━━━━━ Rows ━━━━━

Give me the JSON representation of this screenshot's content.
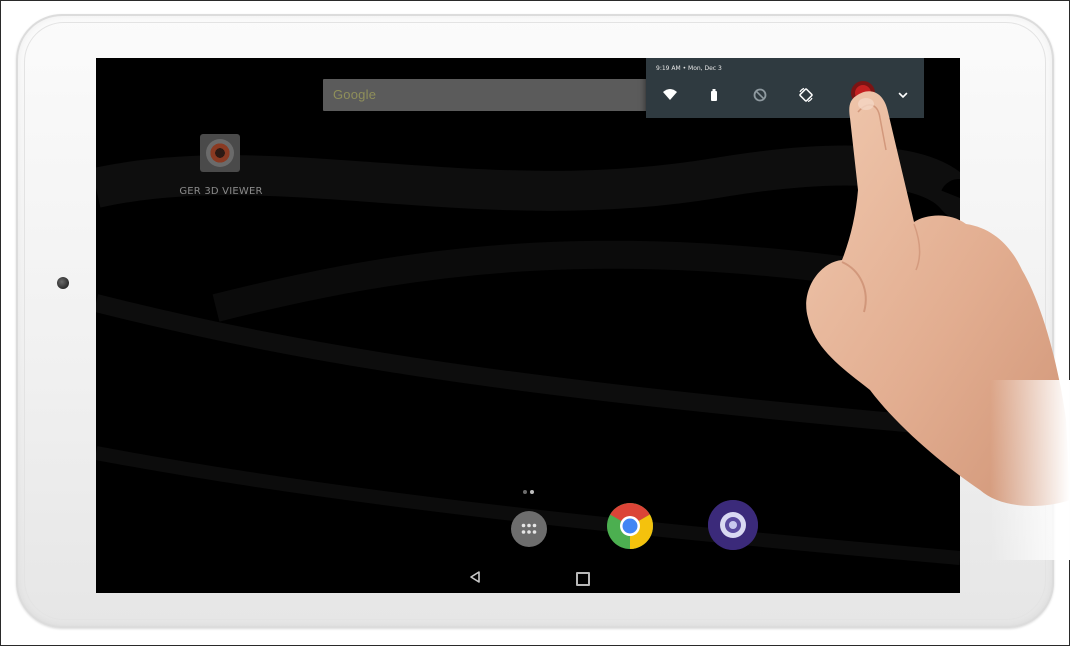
{
  "search": {
    "logo_text": "Google"
  },
  "desktop": {
    "app_label": "GER 3D VIEWER"
  },
  "notification_panel": {
    "time_date": "9:19 AM • Mon, Dec 3"
  },
  "icons": {
    "wifi": "wifi-icon",
    "battery": "battery-icon",
    "dnd": "do-not-disturb-icon",
    "rotate": "auto-rotate-icon",
    "record": "screen-record-icon",
    "expand": "chevron-down-icon",
    "launcher": "app-drawer-icon",
    "chrome": "chrome-icon",
    "camera": "camera-app-icon",
    "back": "back-icon",
    "home": "home-icon"
  },
  "colors": {
    "screen_bg": "#000000",
    "panel_bg": "#2f3a40",
    "record_button": "#b01c1c",
    "tablet_bezel": "#f3f3f3"
  }
}
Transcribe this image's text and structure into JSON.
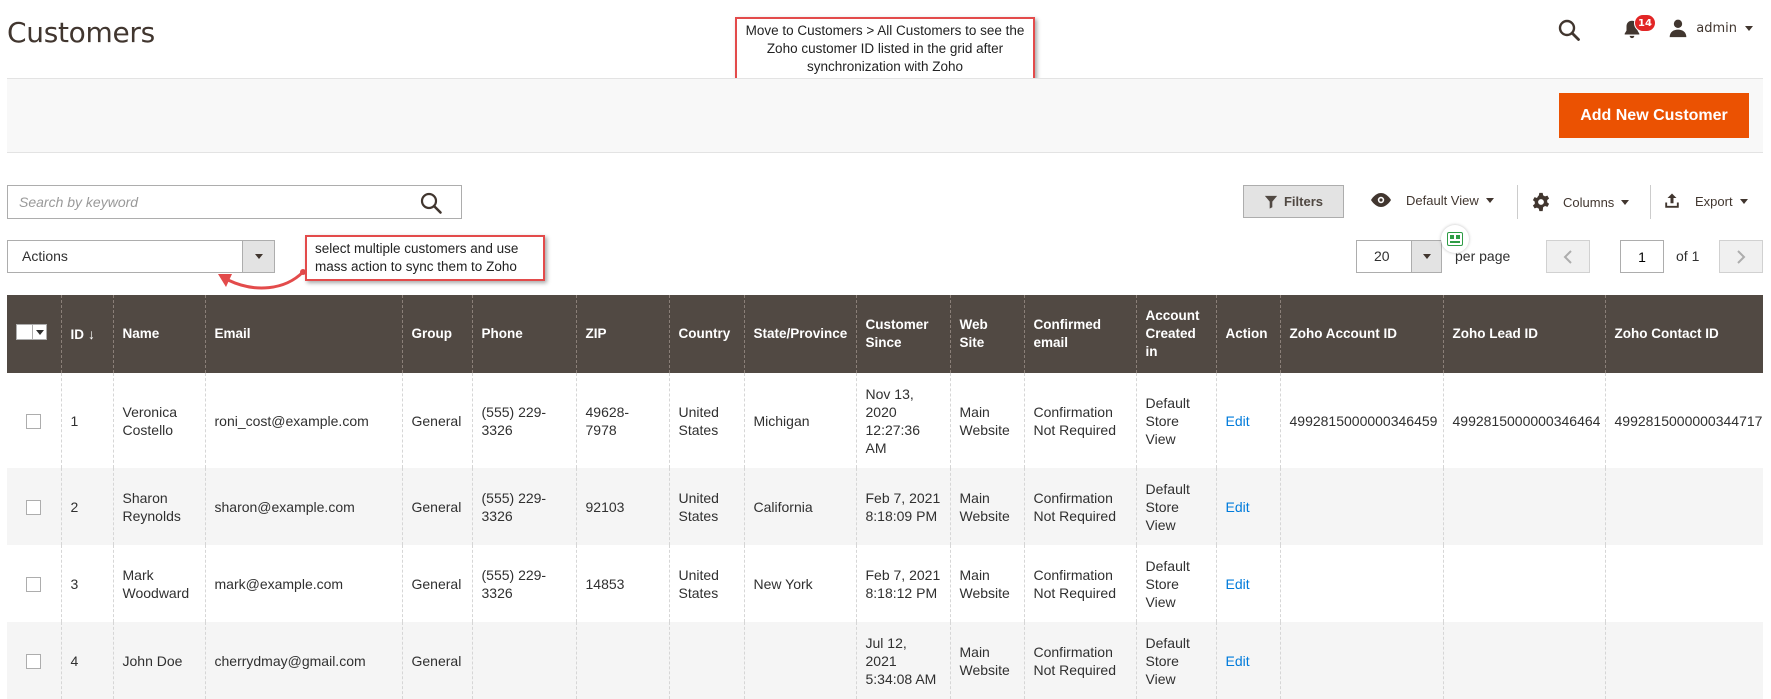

━━━━━

- What you should do: From the entries above, copy out every line where the string "this" appears.

- Result of the exercise:
Give me the JSON representation of this screenshot's content.
Transcribe this image's text and structure into JSON.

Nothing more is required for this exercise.